Stated goal >> Pick out every line with the word "name" and copy it.

-- Begin Available records --

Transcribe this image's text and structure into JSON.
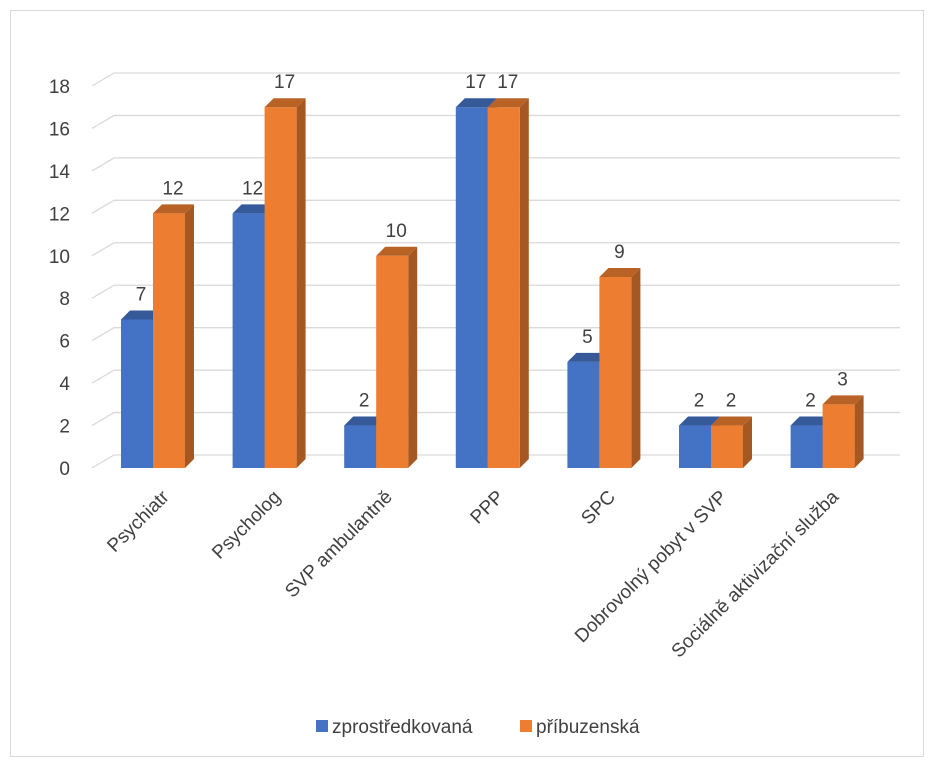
{
  "chart_data": {
    "type": "bar",
    "title": "",
    "xlabel": "",
    "ylabel": "",
    "ylim": [
      0,
      18
    ],
    "yticks": [
      0,
      2,
      4,
      6,
      8,
      10,
      12,
      14,
      16,
      18
    ],
    "grid": true,
    "legend_position": "bottom",
    "style": "3d-clustered-column",
    "categories": [
      "Psychiatr",
      "Psycholog",
      "SVP ambulantně",
      "PPP",
      "SPC",
      "Dobrovolný pobyt v SVP",
      "Sociálně aktivizační služba"
    ],
    "series": [
      {
        "name": "zprostředkovaná",
        "color": "#4472C4",
        "values": [
          7,
          12,
          2,
          17,
          5,
          2,
          2
        ]
      },
      {
        "name": "příbuzenská",
        "color": "#ED7D31",
        "values": [
          12,
          17,
          10,
          17,
          9,
          2,
          3
        ]
      }
    ]
  }
}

-- End Available records --

Problem solution >>
        "name": "zprostředkovaná",
        "name": "příbuzenská",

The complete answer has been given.